* EXERCISE INPUTS *
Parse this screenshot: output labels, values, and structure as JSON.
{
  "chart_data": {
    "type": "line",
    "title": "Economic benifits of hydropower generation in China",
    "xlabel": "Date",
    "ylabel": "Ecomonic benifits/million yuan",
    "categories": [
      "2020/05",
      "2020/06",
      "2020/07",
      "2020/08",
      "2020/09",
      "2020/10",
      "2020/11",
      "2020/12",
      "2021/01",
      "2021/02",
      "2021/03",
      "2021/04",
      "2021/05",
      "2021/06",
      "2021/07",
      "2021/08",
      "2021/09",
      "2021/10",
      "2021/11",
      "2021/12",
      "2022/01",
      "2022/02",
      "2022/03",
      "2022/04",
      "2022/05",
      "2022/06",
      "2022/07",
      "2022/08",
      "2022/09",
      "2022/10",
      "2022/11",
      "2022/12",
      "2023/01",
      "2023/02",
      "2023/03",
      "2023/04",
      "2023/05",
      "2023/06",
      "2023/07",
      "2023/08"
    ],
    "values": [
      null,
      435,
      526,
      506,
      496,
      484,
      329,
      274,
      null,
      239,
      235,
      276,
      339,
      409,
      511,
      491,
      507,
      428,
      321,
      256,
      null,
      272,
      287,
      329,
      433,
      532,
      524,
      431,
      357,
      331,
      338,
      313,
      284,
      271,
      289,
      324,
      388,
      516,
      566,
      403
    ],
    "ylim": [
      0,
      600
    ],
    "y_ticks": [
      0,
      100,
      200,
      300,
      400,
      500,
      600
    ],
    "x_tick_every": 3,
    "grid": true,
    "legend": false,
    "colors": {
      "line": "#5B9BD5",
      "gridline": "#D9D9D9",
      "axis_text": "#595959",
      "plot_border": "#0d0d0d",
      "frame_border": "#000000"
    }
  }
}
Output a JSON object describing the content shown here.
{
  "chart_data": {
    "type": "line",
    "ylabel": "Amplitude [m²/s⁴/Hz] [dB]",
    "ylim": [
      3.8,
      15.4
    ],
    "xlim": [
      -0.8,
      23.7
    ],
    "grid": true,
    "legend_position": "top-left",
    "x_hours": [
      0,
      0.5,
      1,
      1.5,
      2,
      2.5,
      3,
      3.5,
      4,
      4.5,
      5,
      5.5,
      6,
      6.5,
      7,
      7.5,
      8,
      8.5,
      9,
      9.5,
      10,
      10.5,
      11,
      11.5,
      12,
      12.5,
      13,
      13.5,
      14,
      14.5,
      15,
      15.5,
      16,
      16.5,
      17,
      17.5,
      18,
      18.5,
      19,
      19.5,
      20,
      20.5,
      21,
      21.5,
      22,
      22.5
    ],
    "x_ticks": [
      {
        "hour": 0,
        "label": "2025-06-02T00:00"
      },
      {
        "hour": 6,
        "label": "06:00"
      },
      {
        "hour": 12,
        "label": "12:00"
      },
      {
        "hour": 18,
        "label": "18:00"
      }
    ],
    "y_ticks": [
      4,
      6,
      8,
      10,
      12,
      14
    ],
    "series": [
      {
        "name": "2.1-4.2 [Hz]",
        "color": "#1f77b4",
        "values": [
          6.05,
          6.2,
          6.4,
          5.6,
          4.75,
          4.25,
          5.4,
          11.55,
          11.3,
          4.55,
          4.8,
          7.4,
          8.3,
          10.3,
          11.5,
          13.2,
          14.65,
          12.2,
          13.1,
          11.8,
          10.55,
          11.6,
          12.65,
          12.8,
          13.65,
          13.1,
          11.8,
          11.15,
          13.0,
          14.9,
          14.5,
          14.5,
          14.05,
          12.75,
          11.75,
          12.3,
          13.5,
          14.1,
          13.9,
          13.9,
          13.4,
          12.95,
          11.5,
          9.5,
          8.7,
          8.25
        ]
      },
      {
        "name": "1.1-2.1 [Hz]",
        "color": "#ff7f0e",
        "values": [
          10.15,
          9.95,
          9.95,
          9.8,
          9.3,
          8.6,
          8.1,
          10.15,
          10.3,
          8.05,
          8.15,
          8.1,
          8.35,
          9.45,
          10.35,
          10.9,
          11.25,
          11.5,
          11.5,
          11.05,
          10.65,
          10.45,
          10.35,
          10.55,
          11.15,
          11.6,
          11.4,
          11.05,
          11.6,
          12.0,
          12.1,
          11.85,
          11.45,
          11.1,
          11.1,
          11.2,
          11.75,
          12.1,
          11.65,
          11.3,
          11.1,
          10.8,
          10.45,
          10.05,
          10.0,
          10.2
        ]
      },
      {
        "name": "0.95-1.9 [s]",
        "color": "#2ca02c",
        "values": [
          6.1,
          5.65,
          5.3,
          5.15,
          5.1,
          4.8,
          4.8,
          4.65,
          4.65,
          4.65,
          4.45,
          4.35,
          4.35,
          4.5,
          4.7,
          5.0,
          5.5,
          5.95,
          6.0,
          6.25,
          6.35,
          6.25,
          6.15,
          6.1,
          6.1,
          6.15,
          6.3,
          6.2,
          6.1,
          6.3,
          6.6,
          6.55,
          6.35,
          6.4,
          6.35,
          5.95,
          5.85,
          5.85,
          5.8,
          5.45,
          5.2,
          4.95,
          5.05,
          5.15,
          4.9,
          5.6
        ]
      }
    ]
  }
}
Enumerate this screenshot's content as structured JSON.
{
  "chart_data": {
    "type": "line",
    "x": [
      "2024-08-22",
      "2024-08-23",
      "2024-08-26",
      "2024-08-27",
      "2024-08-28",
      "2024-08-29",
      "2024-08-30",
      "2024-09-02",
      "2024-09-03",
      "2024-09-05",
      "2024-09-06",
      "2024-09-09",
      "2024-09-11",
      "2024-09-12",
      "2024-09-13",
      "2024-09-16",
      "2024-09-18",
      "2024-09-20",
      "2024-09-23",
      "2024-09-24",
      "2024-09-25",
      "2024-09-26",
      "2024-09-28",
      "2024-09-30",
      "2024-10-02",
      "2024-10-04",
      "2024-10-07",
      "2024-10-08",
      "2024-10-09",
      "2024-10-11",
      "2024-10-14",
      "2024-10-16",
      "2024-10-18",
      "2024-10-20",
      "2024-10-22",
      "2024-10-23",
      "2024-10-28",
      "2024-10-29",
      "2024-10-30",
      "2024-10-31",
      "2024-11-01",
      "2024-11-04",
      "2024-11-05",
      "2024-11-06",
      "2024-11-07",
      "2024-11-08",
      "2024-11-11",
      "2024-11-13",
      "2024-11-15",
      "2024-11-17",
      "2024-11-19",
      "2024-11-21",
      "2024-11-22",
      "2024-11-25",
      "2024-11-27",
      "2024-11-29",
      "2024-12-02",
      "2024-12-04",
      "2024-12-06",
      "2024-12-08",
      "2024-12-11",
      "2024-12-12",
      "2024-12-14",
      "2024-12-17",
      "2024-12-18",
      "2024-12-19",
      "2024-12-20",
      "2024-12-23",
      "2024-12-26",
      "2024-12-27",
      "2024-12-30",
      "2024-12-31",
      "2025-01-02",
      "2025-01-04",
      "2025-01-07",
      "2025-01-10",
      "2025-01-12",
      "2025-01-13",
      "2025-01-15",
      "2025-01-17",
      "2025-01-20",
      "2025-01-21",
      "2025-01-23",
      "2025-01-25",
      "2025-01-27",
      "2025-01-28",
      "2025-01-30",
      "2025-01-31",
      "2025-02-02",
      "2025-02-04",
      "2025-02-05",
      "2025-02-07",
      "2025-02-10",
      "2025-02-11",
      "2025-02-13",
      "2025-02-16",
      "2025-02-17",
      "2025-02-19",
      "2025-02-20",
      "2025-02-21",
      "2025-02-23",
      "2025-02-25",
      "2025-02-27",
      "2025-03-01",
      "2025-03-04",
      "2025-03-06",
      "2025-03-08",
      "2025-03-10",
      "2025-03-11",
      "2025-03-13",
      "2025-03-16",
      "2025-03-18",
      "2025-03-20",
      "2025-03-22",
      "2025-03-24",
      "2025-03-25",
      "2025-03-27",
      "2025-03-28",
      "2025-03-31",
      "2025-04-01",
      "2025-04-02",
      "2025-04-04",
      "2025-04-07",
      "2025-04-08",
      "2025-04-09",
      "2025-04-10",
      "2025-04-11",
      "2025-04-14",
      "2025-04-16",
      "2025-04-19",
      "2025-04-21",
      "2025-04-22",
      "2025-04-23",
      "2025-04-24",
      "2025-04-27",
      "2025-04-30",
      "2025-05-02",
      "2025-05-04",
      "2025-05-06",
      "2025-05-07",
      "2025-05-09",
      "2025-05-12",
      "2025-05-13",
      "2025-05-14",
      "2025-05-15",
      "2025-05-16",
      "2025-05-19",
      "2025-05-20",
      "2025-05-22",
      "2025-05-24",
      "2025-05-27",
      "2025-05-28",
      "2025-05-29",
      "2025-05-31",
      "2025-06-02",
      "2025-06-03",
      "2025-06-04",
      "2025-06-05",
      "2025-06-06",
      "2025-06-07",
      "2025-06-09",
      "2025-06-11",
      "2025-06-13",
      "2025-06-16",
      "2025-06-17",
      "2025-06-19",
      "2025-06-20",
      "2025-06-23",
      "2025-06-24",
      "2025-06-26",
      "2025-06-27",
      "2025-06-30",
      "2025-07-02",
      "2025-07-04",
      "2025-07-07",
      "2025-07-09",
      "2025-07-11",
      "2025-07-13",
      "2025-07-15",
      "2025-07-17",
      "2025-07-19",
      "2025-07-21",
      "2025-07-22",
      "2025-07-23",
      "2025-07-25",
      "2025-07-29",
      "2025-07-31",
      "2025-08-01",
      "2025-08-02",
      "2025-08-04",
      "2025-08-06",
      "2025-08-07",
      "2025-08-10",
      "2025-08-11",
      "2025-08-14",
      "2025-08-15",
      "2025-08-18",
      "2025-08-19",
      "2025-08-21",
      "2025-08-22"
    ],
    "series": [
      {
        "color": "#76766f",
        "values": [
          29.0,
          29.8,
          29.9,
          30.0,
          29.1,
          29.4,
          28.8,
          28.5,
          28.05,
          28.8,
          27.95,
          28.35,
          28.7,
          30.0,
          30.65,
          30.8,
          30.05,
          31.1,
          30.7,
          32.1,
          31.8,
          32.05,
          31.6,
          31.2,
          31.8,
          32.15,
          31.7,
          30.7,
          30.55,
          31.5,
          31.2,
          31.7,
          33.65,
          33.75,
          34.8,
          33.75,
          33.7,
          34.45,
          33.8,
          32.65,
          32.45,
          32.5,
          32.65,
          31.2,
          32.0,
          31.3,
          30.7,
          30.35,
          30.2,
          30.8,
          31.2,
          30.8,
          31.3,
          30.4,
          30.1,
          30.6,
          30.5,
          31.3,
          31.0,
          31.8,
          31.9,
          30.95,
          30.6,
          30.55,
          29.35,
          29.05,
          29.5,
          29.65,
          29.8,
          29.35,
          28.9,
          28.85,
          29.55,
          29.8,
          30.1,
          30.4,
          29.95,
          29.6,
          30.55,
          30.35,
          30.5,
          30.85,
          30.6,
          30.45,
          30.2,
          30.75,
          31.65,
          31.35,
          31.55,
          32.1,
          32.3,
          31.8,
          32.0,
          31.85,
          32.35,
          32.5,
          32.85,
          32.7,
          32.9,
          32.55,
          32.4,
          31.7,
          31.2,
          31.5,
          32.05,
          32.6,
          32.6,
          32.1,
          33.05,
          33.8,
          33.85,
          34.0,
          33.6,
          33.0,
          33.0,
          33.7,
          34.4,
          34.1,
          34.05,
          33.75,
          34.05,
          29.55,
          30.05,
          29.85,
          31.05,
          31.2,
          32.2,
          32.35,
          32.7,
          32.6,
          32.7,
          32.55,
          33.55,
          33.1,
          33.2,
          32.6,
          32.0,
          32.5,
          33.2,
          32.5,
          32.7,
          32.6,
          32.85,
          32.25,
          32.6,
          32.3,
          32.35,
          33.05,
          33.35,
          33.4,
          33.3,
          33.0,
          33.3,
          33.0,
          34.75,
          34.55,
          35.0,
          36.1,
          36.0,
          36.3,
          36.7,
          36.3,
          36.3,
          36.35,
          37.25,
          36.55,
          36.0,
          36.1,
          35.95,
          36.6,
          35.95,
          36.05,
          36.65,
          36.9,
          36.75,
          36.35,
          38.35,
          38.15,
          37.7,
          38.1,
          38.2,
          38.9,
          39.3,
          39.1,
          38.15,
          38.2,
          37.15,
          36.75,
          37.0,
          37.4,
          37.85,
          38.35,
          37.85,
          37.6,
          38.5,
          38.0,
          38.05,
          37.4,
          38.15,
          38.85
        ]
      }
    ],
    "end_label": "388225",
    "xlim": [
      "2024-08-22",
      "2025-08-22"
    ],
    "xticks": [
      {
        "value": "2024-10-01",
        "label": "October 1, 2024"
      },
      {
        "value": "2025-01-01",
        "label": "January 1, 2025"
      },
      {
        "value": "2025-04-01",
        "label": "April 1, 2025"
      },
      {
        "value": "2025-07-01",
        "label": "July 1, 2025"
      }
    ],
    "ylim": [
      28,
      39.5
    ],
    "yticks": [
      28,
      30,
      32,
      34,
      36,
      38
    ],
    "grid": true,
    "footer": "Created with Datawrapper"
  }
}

* AIM OF THE TASK *
Search the lines above for the string "screenshot", then show every one that has it.

* RESULT OF THIS TASK *
Parse this screenshot: output labels, values, and structure as JSON.
Enumerate this screenshot's content as structured JSON.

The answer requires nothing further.